Go through the data below and gather each line containing "planeta".

——————————

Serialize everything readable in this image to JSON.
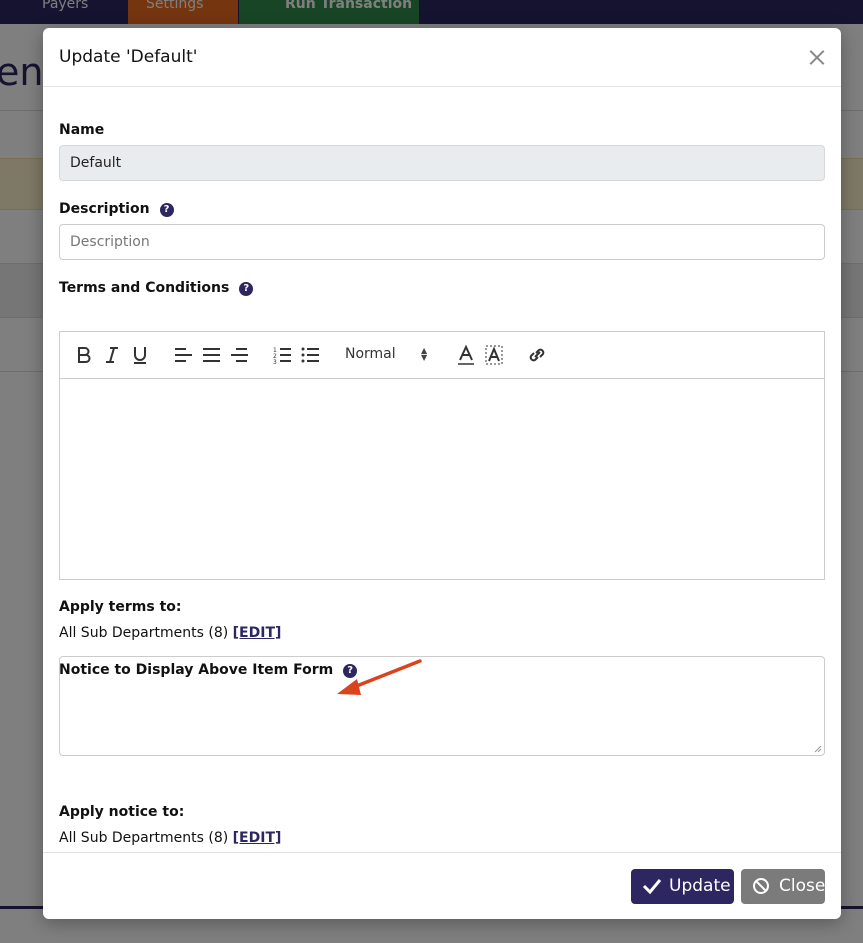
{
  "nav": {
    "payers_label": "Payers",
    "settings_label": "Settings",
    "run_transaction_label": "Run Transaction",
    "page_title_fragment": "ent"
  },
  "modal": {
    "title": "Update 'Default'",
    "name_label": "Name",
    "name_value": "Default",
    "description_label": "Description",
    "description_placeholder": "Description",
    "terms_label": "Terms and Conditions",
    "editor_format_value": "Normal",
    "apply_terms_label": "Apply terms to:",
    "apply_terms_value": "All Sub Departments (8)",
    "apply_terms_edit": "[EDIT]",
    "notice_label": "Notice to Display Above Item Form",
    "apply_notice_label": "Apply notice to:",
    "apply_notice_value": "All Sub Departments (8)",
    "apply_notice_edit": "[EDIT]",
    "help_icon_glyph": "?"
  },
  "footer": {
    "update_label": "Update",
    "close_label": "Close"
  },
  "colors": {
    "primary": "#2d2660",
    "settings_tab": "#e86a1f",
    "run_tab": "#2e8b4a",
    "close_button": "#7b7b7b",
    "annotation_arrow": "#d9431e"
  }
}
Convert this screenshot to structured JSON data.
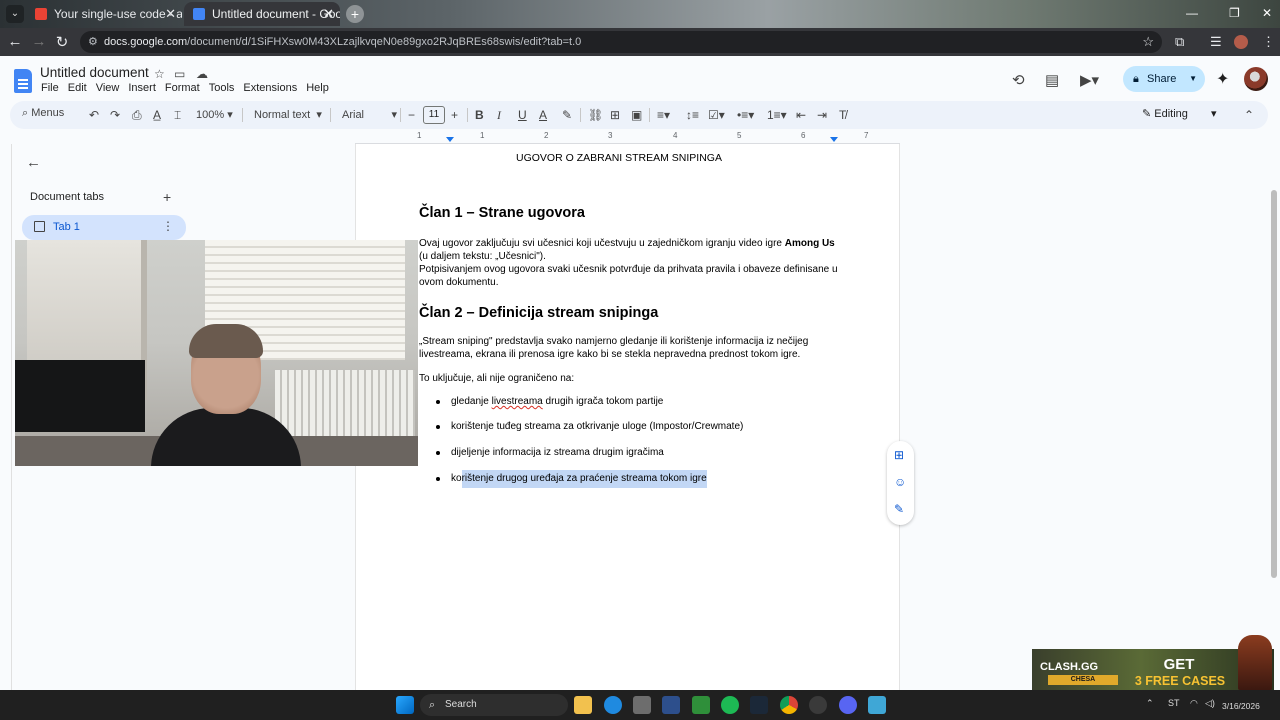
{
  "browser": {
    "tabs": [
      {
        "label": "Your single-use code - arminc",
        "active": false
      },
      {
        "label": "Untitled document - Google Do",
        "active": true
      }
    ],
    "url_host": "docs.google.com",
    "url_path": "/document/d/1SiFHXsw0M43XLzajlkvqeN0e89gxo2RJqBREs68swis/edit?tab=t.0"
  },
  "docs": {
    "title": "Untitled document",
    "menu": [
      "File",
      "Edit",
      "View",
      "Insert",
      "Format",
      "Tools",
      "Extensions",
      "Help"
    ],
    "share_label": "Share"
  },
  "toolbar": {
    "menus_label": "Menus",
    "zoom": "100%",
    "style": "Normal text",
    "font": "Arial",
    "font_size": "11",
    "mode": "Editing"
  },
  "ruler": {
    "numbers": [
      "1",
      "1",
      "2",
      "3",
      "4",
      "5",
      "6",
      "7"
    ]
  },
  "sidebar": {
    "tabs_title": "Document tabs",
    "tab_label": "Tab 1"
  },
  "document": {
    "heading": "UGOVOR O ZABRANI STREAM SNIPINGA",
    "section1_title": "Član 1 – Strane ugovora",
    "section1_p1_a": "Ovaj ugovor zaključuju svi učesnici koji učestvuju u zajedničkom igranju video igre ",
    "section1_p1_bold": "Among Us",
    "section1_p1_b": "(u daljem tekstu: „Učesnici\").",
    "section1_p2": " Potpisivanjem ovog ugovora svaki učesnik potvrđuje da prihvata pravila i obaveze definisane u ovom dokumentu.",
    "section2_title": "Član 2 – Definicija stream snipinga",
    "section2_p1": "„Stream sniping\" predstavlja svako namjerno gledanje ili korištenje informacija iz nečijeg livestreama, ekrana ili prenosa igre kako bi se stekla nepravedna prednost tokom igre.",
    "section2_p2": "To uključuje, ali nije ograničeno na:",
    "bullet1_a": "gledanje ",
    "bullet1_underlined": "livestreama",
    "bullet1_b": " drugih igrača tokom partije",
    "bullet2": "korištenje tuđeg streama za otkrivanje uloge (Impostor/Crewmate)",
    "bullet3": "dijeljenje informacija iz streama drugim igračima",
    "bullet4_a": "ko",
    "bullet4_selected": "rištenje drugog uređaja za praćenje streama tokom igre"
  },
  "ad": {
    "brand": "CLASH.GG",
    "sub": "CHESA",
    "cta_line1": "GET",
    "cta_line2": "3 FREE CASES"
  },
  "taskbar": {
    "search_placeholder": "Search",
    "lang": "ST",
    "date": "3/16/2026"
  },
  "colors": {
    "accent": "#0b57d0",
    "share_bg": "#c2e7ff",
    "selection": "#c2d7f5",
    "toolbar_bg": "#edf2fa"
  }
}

——————————

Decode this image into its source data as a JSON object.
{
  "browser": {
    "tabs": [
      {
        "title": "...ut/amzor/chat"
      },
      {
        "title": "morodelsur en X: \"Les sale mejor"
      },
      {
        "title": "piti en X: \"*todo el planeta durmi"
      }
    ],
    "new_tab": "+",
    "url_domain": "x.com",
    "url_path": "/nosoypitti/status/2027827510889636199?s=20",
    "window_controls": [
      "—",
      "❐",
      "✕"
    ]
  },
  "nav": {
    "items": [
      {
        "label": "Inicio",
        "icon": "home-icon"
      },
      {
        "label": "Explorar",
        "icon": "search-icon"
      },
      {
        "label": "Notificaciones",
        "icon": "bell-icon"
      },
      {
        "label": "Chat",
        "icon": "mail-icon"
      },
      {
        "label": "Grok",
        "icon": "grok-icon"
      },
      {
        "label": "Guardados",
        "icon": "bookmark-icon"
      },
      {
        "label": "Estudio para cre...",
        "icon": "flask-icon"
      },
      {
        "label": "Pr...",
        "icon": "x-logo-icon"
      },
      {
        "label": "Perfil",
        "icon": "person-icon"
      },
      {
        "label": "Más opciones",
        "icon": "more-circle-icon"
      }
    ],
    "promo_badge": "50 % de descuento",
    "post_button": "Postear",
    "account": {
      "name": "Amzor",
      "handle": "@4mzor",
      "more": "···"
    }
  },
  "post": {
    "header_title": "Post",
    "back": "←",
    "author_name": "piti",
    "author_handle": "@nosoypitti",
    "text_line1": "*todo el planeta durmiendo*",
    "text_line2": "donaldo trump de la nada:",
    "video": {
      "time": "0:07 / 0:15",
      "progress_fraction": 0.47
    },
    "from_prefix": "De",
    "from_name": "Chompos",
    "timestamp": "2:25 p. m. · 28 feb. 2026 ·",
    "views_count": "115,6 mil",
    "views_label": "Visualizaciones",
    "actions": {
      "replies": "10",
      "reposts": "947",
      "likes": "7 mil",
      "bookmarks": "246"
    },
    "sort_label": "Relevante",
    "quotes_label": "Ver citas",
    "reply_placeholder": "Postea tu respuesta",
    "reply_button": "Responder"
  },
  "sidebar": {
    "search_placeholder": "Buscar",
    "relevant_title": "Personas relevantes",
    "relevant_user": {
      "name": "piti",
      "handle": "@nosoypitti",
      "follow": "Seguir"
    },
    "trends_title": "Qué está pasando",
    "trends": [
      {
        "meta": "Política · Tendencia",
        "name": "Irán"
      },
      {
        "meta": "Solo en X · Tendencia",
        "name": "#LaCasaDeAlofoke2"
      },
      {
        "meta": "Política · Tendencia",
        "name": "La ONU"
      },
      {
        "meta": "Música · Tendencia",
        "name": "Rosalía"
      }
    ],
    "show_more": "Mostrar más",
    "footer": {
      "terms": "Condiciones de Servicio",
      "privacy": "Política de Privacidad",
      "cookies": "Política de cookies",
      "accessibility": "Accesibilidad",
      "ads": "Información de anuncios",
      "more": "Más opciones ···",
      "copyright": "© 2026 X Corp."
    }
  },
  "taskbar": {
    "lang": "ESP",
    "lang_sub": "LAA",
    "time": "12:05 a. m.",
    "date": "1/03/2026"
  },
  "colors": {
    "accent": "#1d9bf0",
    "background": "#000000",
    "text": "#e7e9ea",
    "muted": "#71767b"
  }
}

——————————

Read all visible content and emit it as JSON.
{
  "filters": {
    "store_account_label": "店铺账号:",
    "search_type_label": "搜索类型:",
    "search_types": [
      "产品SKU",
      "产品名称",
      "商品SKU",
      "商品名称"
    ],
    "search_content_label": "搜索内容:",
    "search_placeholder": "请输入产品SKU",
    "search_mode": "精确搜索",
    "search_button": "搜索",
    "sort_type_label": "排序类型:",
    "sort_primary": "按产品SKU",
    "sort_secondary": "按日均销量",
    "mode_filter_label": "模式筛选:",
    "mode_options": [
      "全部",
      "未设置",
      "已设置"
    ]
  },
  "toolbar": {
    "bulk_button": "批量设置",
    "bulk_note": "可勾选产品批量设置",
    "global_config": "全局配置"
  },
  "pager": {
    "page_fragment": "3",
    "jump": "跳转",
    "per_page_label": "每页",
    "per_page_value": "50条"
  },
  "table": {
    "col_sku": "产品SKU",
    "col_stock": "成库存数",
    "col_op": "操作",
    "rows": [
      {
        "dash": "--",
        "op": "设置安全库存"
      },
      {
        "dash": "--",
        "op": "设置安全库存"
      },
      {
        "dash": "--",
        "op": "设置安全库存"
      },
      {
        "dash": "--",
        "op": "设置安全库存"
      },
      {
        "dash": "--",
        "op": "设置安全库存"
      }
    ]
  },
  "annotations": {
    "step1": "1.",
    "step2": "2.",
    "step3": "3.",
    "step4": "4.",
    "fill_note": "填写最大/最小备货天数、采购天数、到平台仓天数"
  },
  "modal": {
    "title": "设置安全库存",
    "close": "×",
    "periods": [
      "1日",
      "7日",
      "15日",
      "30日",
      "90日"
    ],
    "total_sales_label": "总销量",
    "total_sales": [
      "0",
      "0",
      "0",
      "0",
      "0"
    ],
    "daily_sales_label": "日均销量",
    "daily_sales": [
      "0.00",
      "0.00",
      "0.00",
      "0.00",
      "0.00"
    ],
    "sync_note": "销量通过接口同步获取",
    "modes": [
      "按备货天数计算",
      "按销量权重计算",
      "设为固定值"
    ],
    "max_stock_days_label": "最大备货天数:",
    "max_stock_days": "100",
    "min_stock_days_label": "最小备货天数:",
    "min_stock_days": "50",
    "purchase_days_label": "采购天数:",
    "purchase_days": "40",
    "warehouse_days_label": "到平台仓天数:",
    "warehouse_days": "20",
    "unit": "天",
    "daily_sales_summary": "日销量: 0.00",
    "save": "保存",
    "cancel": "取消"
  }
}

——————————

● FINISHED EXERCISE:
        "title": "piti en X: \"*todo el planeta durmi"
    "text_line1": "*todo el planeta durmiendo*",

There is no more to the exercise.